━━ THE INPUT ━━

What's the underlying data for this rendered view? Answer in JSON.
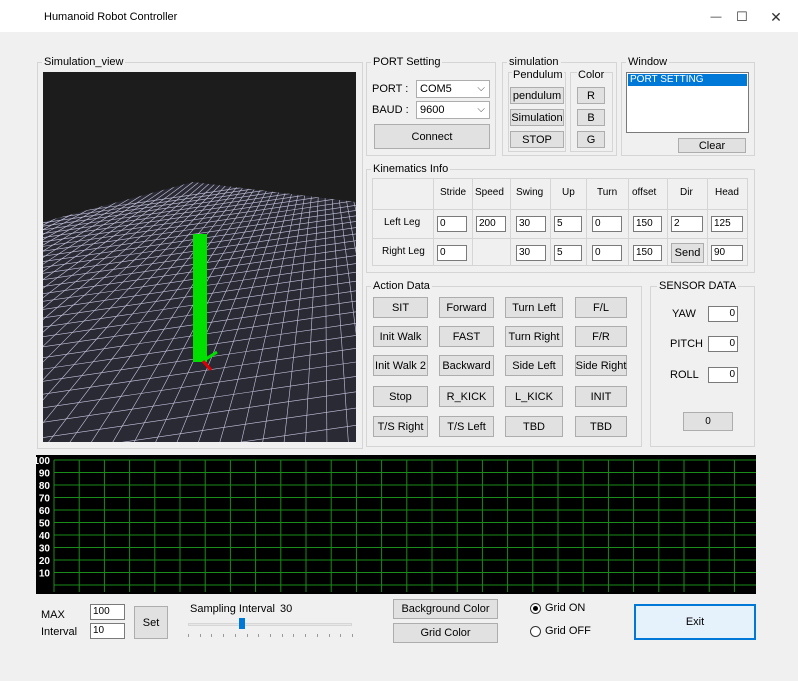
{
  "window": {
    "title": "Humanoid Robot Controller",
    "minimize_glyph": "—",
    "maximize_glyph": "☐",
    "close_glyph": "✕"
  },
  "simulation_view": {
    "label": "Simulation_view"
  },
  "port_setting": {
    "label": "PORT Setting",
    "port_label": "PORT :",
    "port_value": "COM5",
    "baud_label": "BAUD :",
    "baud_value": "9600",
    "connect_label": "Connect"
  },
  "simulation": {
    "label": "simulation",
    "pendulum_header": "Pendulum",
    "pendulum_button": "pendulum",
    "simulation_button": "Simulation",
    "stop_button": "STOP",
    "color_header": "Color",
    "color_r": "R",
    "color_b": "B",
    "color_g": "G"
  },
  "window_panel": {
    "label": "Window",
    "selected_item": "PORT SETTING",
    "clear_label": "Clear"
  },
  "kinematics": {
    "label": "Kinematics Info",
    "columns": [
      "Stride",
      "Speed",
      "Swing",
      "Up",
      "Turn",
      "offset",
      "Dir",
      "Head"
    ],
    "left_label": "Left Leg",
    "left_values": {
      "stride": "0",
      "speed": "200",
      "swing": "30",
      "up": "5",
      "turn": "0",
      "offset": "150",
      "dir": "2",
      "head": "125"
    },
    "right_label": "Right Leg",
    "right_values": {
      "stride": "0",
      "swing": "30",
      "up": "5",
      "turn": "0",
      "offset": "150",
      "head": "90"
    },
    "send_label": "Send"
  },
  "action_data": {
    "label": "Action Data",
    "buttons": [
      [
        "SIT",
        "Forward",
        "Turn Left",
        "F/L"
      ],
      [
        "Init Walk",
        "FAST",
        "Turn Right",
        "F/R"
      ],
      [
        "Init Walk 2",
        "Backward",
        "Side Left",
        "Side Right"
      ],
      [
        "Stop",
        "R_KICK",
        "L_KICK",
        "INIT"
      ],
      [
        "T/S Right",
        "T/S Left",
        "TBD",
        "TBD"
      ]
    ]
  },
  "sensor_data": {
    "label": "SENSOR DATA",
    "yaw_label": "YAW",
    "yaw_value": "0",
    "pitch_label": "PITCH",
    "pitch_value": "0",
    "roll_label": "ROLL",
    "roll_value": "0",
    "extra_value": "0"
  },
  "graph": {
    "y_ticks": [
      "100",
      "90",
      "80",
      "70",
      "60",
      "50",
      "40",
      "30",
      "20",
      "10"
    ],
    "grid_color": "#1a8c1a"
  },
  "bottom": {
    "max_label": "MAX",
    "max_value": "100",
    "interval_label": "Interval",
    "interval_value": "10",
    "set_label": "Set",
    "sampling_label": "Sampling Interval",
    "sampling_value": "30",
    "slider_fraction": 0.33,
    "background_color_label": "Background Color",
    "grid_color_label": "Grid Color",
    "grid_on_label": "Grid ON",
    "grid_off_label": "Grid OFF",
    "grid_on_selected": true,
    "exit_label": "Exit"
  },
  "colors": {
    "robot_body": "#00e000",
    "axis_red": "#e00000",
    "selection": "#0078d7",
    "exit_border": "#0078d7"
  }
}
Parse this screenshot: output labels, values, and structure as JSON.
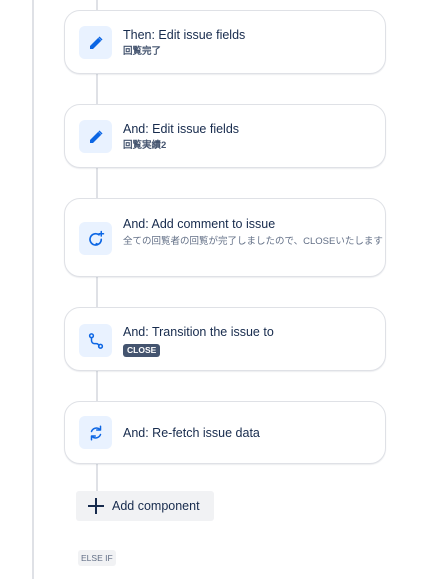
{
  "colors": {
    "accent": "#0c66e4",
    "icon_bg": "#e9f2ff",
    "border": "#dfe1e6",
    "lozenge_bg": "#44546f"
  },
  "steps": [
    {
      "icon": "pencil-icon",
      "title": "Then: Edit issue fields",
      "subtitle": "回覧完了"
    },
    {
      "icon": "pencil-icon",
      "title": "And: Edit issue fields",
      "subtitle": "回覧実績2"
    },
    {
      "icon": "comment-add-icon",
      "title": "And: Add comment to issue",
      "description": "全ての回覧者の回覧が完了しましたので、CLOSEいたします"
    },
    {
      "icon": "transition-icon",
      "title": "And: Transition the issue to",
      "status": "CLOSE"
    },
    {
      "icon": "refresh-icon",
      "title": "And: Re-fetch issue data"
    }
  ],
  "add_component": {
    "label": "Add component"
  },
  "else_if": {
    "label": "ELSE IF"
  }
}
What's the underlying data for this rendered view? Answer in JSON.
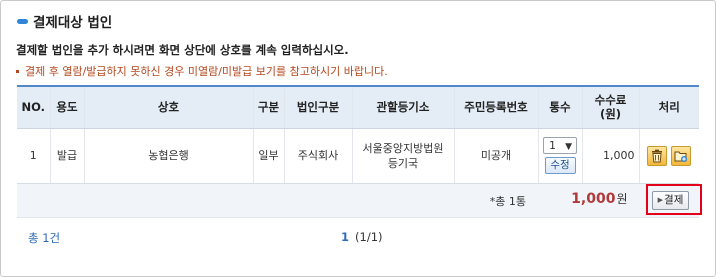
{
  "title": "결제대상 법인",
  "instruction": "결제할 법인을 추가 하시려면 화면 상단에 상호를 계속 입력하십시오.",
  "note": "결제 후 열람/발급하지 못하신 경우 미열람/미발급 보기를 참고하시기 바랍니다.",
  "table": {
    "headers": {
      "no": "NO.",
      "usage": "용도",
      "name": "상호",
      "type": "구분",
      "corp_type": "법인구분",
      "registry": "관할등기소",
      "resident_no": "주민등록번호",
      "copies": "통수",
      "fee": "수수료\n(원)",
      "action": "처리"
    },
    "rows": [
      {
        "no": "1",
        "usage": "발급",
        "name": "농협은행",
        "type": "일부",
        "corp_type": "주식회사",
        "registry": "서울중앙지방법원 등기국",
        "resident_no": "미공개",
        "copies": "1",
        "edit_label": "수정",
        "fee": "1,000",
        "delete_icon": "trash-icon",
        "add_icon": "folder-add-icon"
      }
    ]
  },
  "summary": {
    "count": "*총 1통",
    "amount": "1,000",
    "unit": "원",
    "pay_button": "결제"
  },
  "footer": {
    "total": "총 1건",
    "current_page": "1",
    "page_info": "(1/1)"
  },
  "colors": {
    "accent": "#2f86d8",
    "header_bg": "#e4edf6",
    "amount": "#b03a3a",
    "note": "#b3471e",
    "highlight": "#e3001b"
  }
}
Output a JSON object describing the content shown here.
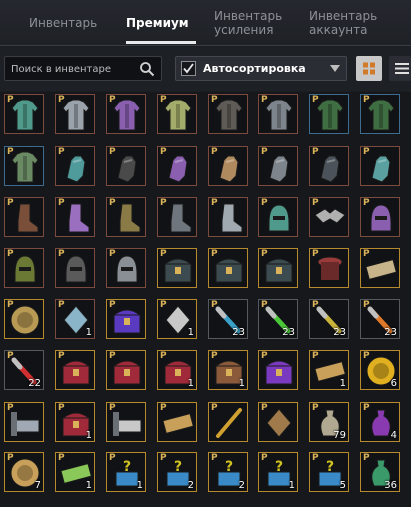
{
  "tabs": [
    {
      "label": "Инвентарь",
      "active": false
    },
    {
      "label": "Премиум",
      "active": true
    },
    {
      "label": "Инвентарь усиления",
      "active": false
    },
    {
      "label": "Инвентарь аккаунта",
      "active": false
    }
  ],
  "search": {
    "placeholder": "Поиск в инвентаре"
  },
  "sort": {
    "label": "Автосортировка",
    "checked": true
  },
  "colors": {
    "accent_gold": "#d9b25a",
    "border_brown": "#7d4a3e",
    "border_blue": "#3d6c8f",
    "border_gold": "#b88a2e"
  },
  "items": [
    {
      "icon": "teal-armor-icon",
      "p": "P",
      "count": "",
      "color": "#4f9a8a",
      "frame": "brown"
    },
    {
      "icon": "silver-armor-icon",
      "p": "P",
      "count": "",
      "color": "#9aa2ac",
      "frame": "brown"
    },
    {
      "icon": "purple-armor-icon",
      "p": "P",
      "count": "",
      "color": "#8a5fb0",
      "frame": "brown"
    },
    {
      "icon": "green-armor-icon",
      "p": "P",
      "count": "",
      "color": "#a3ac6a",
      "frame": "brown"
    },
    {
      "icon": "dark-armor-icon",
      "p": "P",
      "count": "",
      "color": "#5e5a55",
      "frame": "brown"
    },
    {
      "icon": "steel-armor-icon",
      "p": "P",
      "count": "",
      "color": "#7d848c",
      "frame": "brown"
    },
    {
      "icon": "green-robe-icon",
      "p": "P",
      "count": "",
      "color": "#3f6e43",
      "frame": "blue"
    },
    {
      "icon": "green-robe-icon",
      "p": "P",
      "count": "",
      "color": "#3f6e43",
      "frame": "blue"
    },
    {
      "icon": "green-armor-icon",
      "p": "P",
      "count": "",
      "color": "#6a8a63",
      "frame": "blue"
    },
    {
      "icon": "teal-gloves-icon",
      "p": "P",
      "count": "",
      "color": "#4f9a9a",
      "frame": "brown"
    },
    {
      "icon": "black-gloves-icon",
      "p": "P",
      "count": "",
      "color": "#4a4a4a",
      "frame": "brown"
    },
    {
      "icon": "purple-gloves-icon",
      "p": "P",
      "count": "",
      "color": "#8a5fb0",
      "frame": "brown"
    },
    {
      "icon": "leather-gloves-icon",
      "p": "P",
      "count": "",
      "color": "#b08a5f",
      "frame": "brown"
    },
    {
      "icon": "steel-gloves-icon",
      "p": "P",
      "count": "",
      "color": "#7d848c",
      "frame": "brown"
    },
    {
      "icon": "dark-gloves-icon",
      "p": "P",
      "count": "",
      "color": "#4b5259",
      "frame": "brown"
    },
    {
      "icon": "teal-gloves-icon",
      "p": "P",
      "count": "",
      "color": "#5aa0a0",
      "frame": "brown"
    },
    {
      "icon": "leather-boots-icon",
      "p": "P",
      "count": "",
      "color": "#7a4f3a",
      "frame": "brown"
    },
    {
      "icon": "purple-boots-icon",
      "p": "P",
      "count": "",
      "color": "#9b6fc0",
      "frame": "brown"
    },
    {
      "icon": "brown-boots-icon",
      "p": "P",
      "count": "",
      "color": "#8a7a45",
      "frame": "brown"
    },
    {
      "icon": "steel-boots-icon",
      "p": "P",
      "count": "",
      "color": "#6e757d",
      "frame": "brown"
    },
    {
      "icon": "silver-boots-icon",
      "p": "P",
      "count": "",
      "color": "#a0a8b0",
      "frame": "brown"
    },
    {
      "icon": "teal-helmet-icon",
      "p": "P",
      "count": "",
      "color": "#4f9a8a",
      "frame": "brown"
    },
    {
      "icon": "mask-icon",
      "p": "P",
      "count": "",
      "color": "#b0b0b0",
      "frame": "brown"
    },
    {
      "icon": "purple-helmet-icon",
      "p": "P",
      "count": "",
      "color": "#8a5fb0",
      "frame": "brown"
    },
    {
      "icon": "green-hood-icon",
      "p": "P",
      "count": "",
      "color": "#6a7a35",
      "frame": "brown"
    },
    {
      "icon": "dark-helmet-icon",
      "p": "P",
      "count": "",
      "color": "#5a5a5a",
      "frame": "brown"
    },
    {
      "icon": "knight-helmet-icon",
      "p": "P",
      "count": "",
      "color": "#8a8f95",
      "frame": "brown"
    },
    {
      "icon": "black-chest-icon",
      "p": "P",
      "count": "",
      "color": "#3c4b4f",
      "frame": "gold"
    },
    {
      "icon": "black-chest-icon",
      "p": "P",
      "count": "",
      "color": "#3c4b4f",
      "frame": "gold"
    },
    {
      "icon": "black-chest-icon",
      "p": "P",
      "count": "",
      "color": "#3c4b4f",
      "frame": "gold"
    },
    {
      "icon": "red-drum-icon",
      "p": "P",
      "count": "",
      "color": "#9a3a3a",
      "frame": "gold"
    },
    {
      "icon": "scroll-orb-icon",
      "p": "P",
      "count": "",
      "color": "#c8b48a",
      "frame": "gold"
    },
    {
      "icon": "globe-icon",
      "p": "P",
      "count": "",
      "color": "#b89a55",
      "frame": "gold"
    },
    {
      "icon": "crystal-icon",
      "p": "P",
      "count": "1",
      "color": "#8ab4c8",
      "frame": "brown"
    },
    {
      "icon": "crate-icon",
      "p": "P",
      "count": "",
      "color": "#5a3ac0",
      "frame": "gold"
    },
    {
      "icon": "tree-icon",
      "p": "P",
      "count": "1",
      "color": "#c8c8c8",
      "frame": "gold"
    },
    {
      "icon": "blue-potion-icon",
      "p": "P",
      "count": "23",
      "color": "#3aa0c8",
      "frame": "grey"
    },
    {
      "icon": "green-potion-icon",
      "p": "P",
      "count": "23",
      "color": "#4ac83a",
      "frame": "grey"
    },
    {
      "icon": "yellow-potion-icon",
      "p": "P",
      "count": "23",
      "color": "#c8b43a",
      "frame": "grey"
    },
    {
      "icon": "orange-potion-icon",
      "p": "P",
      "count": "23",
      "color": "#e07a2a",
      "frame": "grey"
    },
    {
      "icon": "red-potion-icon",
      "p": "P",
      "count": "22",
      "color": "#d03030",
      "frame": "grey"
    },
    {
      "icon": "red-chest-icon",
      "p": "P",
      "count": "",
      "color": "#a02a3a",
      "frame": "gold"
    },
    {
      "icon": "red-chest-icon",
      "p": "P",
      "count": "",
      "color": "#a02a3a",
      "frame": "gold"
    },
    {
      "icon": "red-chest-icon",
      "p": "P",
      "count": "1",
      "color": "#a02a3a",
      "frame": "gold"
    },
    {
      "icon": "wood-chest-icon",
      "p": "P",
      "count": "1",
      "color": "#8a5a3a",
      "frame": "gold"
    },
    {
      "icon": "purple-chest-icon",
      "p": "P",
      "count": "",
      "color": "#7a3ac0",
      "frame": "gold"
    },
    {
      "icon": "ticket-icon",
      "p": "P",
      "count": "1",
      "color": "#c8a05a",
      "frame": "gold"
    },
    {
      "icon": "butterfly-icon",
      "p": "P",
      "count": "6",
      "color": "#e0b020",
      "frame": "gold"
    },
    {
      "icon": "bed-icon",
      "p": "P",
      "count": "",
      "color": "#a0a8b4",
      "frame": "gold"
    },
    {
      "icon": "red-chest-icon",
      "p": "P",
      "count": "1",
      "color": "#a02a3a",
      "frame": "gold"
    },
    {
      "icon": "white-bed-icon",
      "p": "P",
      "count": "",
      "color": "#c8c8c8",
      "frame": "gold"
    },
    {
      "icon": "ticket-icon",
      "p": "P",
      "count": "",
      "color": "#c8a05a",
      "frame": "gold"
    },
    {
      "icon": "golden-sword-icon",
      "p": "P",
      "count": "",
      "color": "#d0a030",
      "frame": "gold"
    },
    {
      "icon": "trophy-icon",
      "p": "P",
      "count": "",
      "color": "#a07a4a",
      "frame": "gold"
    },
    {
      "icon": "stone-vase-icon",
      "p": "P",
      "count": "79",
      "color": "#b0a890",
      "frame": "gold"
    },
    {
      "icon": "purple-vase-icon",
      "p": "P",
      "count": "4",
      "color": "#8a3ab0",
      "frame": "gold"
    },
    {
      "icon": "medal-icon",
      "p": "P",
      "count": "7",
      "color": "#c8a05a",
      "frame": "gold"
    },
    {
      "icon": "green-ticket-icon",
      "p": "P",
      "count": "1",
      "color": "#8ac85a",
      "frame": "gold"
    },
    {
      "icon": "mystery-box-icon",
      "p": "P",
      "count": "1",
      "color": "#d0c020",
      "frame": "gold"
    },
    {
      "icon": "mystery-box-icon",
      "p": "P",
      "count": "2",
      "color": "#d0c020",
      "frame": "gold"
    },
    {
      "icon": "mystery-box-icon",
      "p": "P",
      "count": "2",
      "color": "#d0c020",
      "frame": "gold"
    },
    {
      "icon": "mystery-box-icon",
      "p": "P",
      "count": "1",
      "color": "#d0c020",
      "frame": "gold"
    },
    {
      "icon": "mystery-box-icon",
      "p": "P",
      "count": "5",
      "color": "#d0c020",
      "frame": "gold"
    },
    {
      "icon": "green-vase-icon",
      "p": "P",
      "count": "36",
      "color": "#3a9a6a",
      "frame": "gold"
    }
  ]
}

━━━

• **WHAT YOU SHOULD DO**
Identify every line above that includes the word "silver", and show those lines.

• **FINISHED ANSWER**
      "icon": "silver-armor-icon",
      "icon": "silver-boots-icon",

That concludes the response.